- BRIEF: Using the account of the writer's gymnastics years, explain why the writer quit gymnastics for good after being allowed to start again.

- EXTRACT:
My life as I knew it!
Two summers ago I was one of the fittest people you could ever meet. I was about 5′4″ and weighed no more than 110 pounds. Monday-Saturday I woke up at 6:30 (!!! In the summer…I was 16!!! lol) and met my friend at the bike trail by my gym. We’d run 3 miles then turn around and come back…it took us a little more than 40 minutes. We’d get back to the gym (gymnastics gym that is) and just collapse on the floor for twenty minutes before practice started. Four and a half hours later I was dripping with sweat and my muscles felt like jello….I didn’t notice until the end of practice though because gymnastics is sooooo fun!!!! After that I’d go to the pool for a while then Monday-Thursday I had a 3 hour practice with my competetive cheer team. Don’t think that cheerleading isn’t hard! 1/3 of every practice was conditioning/flexibility, 1/3 was tumbling, and the last 1/3 was stunting…it’s all hard than we make it look! My body was great then…I could run forever, I did 5,000 sit ups one day just to prove I could, I could do 26 pull ups without stopping…even backflips and 180 degree leaps on a 4 inch beam.
Well by the end of the summer I was burnt out ( I had been training at this level for at least 6 years). Gymnastics became frusterating as recovering from broken bones in my foot and wrist surgery was not going as well as planned, I had daily screaming matches with one of my coaches ( anytime something wasn’t working out for me he said I was scared…..I am definately never scared
) , and I was 16- I could spend 30 hours a week in the gym! I needed a life! So I quit! It felt soooo good at first ( other than my mom crying like every week about everything I was just throwing away). I could stay out late and sleep in!!!
After about 3 months Irealized that gymnastics was my life and I absolutely loved it. I talked to my parents and they said there was no way I could go back, I had to live with the decision I made. After about 3 more months of begging and trying to prove myself to my parents they finally said I could start again. Of course you just can’t take 6 months off of gymnastics….I had lost everything! Losing strength, flexibility, and muscle memory wasn’t even the worst loss. I could no longer tolerate the pain of pounding wrists and ankles with about 3 times your weight, about 200 times a day. I finally called it quits for good. Everyday I wonder what my life would have been like if I just would have stuck it out that summer.

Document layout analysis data

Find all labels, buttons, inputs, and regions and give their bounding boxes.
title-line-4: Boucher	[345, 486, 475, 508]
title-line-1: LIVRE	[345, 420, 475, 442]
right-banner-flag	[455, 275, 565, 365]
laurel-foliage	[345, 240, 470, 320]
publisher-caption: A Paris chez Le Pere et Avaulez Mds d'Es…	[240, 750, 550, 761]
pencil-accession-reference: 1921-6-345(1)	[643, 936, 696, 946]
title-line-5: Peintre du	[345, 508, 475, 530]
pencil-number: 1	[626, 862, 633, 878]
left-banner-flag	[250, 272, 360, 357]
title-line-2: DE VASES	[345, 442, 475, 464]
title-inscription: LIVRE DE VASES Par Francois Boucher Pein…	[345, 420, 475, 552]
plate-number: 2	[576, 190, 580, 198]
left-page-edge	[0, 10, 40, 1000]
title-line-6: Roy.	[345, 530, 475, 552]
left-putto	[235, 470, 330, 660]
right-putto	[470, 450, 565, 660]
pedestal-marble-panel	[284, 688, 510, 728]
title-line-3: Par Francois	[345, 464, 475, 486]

- THE COMPLETED TASK: Six months away from gymnastics had cost the writer strength, flexibility and muscle memory. Worse than those losses, the writer could no longer tolerate the pain of pounding wrists and ankles with about three times body weight roughly 200 times a day.